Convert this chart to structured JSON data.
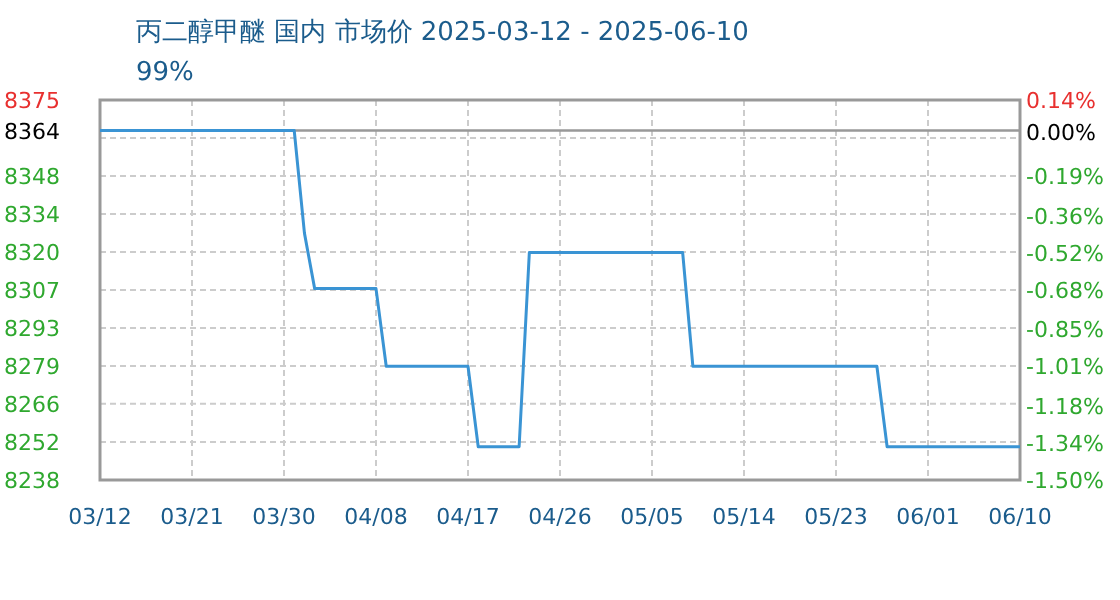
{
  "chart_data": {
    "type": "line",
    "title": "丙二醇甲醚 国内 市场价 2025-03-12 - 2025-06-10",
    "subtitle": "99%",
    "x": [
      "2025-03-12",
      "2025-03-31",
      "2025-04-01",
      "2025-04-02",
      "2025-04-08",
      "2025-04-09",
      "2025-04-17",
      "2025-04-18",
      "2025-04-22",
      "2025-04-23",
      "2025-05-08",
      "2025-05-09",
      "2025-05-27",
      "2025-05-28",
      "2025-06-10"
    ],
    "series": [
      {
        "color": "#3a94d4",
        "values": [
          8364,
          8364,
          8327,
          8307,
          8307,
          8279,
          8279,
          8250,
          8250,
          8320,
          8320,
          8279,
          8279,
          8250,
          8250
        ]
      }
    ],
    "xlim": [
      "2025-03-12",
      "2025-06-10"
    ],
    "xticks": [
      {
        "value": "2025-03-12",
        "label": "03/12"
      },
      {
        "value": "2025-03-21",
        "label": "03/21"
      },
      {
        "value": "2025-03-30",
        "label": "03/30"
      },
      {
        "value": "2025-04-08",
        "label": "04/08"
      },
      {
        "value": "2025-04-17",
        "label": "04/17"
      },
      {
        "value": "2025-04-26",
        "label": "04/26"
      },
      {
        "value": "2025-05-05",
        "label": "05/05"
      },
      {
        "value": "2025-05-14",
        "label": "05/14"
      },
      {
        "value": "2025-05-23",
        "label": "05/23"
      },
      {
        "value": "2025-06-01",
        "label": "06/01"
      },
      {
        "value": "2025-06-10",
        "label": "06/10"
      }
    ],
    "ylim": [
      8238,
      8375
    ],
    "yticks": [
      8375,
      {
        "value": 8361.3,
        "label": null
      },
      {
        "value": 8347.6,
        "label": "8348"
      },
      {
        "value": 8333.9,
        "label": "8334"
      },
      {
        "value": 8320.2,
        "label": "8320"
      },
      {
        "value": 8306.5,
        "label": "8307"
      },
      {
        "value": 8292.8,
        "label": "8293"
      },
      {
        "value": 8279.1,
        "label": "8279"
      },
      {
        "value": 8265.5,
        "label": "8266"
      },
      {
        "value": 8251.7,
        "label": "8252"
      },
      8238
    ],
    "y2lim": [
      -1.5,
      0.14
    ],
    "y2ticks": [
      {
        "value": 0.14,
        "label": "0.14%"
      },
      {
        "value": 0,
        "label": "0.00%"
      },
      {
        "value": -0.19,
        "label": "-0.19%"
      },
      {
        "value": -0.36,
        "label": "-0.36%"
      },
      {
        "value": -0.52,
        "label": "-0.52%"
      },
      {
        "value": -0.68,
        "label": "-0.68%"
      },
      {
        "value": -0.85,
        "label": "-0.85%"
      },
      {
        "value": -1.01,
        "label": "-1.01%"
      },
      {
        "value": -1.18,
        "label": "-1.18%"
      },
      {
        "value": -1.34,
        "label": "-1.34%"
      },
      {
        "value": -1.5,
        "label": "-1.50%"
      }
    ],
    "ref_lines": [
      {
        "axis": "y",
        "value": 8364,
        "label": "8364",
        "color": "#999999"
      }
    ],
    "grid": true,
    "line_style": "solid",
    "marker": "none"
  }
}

::::::::

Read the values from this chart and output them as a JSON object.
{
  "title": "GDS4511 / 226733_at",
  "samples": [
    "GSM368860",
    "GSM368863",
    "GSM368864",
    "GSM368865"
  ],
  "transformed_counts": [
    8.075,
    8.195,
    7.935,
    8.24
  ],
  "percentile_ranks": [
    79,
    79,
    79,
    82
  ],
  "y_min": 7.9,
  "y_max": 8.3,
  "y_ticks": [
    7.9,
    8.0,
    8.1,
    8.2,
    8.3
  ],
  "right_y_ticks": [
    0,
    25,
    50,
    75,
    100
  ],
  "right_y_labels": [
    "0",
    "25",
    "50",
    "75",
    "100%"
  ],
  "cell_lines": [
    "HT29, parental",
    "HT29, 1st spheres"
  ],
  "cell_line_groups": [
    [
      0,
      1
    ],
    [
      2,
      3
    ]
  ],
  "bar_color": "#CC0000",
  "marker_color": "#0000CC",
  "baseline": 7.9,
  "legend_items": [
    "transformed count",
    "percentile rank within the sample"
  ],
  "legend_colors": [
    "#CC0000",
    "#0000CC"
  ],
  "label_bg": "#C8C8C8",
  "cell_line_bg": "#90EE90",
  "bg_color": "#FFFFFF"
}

::::::::

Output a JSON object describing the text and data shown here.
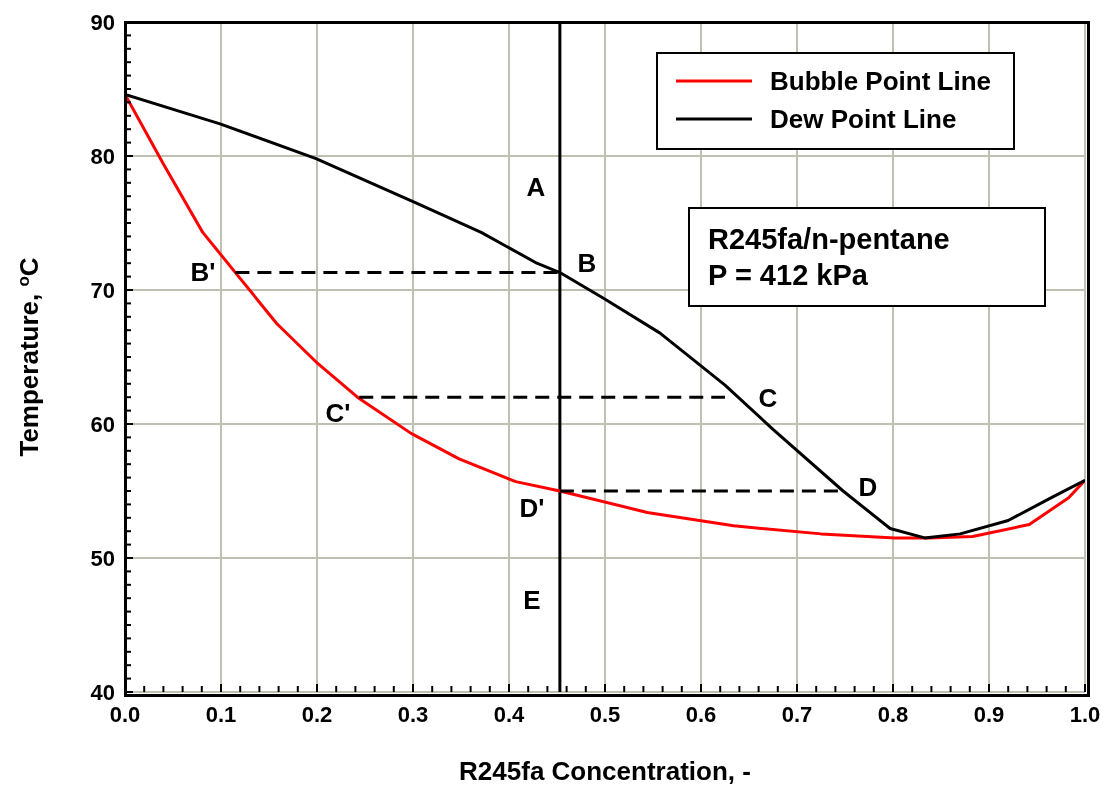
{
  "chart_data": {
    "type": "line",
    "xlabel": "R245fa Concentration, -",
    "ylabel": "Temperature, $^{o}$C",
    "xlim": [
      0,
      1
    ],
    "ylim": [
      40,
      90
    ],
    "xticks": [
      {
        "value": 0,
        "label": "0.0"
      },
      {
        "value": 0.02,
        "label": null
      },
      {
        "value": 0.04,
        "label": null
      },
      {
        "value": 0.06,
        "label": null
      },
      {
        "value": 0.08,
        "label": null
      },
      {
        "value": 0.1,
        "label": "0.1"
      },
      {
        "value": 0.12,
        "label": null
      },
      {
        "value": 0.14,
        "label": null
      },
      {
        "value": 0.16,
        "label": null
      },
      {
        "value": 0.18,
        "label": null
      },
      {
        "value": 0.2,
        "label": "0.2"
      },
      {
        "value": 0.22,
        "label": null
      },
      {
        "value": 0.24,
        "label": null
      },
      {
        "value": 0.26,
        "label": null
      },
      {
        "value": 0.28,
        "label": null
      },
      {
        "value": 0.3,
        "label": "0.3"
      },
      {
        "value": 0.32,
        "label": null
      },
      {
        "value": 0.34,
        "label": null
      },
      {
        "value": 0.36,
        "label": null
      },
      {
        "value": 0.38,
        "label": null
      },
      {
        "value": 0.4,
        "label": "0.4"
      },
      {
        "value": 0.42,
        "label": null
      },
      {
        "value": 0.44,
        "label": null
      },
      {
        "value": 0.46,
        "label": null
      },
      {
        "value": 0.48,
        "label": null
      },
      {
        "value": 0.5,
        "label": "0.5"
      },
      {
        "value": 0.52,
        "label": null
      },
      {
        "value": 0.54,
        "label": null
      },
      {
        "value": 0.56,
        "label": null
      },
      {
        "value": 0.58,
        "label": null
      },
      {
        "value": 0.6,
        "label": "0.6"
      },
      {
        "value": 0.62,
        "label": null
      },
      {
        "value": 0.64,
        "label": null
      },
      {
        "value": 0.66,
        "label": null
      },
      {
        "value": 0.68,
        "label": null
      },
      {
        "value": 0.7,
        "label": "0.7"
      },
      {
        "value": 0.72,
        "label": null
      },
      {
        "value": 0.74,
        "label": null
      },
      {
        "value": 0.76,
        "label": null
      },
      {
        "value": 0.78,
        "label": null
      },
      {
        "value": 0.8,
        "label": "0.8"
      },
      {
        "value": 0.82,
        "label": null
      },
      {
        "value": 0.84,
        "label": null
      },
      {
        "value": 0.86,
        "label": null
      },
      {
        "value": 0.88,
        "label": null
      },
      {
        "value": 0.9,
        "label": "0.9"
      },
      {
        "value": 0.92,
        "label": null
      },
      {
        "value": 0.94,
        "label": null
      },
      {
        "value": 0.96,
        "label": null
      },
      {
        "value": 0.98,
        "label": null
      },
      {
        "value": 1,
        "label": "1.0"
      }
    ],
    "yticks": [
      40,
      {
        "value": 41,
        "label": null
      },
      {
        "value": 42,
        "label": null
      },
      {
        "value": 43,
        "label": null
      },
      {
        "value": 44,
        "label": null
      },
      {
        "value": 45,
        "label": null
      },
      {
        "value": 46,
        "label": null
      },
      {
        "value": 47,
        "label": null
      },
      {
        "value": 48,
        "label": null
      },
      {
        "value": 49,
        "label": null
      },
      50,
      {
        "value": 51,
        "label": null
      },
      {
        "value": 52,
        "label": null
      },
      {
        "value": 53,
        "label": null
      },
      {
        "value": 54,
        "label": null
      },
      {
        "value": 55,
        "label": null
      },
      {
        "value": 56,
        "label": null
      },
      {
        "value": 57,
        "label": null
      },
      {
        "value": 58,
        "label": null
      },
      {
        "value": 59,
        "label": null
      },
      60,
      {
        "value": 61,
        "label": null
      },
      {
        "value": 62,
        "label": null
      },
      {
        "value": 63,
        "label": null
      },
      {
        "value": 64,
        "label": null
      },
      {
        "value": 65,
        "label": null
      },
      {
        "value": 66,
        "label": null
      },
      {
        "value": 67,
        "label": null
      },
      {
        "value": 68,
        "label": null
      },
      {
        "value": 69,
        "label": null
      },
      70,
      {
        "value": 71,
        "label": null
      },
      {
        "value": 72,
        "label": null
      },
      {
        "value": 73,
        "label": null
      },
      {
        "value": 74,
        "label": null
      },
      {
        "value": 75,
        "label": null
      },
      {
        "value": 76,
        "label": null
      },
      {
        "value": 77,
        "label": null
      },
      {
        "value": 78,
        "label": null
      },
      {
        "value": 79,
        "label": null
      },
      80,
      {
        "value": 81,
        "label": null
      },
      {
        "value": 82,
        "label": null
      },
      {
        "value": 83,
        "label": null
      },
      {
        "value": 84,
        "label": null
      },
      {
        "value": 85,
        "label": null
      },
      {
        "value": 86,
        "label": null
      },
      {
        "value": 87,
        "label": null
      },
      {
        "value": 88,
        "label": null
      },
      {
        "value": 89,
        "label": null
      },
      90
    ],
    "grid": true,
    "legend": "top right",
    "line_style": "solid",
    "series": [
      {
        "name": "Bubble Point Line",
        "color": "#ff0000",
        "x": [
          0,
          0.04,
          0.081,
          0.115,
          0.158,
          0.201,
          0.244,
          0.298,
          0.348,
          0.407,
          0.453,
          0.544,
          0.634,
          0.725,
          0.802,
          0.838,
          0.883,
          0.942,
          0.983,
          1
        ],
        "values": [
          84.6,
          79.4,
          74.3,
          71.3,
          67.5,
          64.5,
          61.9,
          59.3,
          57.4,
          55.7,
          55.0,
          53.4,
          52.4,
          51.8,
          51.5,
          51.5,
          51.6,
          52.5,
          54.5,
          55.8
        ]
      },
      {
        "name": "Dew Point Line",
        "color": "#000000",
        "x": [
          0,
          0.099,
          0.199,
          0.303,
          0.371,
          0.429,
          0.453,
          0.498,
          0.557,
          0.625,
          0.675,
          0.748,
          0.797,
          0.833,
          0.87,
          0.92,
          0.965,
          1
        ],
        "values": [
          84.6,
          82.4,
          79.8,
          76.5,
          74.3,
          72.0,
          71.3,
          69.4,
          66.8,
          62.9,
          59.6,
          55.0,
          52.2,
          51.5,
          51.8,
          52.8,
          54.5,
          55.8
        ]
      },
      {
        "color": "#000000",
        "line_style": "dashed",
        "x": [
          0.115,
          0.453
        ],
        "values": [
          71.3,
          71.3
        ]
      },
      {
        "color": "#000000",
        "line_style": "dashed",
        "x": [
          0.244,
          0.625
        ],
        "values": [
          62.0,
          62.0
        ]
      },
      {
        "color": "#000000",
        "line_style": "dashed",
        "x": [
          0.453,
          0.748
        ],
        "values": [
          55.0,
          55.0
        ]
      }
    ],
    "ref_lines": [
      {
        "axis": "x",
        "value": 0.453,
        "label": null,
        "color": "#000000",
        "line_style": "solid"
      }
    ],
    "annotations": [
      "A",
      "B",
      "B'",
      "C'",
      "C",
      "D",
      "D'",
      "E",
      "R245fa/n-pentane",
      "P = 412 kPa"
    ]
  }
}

::::::::

**Problem to solve:** Go through the listing above line by line and say how many lines hold the word "this". Reply with that number only.

**Output of the exercise:** 2